# [Required work]
a) Return the passage of the Scotland news roundup that opens with the words containing "ENABLE Scotland, Edinburgh" and closes with "plus online training.", copied word for word.
b) According to the Scotland news roundup, what percentage of learning-disabled school leavers go on to higher education?

# [Text shown]

━━━━━━━━━━━━━━━━

The Scottish government is spending £3 million a year in long covid support, with a £10 million fund being rolled out through local health boards. But Scotland has no long covid clinics, although England does. (‘Scotland’s forgotten victims? Record number of Scots… suffer from debilitating effects of long covid’, Martin Williams, Herald, 5/6/22)
Radiologist Shortage
The Royal College of Radiologists (RCR) says Scotland already has 23% fewer consultant radiologists than it needs (103), forecast to rise to 30% (189) by 2026.
Dentistry in Crisis
Links Dental Practice in Bruntsfield, Edinburgh recently told 10,000 patients that they must pay for treatment after October or go elsewhere. Due to ongoing hygiene restrictions associated with covid, practices now treat half as many patients as pre-covid, and Scottish government support for dentistry ended in April. Patients must either pay for treatment or take out payment plans.
Public Sector Jobs Cuts
The Scottish government plans to axe 17,000 public sector jobs (4% of the total) to bring the sector back to pre-covid size, due to smaller than expected tax revenues last year. December 2019’s figure of over 505,000 public sector workers rose to over 534,000 by December 2021, and Unison claims more like 30-40,000 jobs will be cut, many in local government, whose funding will be £10.6 bn yearly for 3 years, rising to £10.7 bn in 2026/27. The government is also aiming to keep the total public sector pay bill at 2022/23 levels.
Disability Matters
Young People with Learning Disabilities
A new Scottish partnership is aiming to support young learning-disabled people to transition to university and higher education, including work placements to build confidence and transferrable skills.
ENABLE Scotland, Edinburgh Napier University and Ernst and Young are working together to expand to the east of Scotland the Breaking Barriers programme started in the west by Strathclyde University’s Business School, ScottishPower and STV.
Currently, only 8.6% of learning-disabled school leavers go on to higher education, compared with 45% of the general school population.
Edinburgh’s Cutting Edge Theatre
is developing its work with learning-disabled youngsters through its Disability Arts programme for 14-18 year olds to provide a pathway from primary school to professional training and employment, an opportunity not available elsewhere in Scotland. Funding from the ScottishPower Foundation founded the theatre’s Young Company for the learning-disabled last year, and this September sees the Youth Theatre launch with drop-in drama classes for adults and children, plus online training.
Finally,
IndyRef2 Legal Advice
The Scottish government finally published part of the legal advice they received, clarifying that they can develop policy proposals, call for transfer of power, and ask the Electoral Commission to test a referendum question.
Labour peer George Foulkes’ plea for the Scottish government to be forbidden from spending money on another referendum was defeated in the House of Lords, as was a Scottish Tory attempt to get the referendum cancelled.

━━━━━━━━━━━━━━━━

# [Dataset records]
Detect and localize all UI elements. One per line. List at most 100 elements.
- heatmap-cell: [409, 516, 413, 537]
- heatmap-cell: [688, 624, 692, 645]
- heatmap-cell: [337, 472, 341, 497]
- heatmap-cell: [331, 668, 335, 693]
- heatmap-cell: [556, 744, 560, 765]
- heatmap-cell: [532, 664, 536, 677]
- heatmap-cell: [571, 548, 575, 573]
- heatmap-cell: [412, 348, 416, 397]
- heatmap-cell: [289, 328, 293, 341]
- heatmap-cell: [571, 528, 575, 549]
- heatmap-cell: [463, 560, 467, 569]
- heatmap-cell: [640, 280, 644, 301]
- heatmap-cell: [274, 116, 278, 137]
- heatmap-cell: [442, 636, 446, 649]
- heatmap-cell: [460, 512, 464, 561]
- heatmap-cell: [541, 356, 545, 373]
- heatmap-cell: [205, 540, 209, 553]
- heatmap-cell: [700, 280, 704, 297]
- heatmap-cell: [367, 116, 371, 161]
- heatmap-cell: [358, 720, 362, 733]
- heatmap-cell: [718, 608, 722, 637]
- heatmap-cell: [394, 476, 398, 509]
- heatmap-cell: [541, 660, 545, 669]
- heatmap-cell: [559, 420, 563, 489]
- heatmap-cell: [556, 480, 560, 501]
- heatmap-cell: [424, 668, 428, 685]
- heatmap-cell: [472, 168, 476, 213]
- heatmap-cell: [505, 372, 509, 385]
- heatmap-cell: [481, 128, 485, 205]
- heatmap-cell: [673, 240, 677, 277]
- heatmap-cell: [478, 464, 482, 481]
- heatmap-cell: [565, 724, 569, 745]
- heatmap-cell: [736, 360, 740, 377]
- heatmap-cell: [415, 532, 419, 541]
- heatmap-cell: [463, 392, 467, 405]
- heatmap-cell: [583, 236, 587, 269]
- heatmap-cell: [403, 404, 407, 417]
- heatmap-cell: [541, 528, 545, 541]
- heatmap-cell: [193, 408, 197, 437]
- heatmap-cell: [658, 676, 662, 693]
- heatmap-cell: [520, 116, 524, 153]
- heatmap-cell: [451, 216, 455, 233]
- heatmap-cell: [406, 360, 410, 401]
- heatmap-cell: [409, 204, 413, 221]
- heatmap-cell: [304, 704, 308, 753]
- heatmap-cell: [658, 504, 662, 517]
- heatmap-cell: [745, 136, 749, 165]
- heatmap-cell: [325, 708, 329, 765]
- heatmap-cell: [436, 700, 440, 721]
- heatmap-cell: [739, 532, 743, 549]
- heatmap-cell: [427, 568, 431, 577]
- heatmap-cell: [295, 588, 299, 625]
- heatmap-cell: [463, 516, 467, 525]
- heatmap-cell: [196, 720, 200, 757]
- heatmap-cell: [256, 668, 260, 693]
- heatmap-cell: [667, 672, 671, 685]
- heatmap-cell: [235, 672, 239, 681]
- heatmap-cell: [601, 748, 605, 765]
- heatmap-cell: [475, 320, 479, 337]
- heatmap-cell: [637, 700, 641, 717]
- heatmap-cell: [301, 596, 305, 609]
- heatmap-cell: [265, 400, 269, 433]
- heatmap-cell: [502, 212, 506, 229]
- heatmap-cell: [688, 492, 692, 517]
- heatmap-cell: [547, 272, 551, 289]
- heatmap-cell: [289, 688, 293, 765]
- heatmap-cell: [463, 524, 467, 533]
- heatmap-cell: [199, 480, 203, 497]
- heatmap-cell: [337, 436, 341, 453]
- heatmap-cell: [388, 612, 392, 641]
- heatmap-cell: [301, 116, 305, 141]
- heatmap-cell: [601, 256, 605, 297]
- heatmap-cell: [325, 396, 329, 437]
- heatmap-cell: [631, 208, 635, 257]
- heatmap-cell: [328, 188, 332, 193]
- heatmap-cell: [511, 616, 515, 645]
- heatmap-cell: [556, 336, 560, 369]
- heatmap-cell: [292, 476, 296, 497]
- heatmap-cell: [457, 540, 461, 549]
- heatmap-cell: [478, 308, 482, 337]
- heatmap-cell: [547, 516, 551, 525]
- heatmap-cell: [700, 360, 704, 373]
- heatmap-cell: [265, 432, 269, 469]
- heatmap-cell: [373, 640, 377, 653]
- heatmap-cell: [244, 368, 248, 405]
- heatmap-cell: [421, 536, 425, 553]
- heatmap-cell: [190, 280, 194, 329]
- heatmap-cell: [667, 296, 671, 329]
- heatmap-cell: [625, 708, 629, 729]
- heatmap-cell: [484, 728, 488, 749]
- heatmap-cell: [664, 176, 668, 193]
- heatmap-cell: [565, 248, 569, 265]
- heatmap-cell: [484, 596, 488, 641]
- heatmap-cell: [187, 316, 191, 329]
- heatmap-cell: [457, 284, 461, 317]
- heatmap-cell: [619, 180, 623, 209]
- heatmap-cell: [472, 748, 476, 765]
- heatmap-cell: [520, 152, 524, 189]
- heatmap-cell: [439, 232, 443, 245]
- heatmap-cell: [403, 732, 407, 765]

━━━━━━━━━━━━━━━━

# [Answers to this exercise]
a)
ENABLE Scotland, Edinburgh Napier University and Ernst and Young are working together to expand to the east of Scotland the Breaking Barriers programme started in the west by Strathclyde University’s Business School, ScottishPower and STV.
Currently, only 8.6% of learning-disabled school leavers go on to higher education, compared with 45% of the general school population.
Edinburgh’s Cutting Edge Theatre
is developing its work with learning-disabled youngsters through its Disability Arts programme for 14-18 year olds to provide a pathway from primary school to professional training and employment, an opportunity not available elsewhere in Scotland. Funding from the ScottishPower Foundation founded the theatre’s Young Company for the learning-disabled last year, and this September sees the Youth Theatre launch with drop-in drama classes for adults and children, plus online training.

b) 8.6%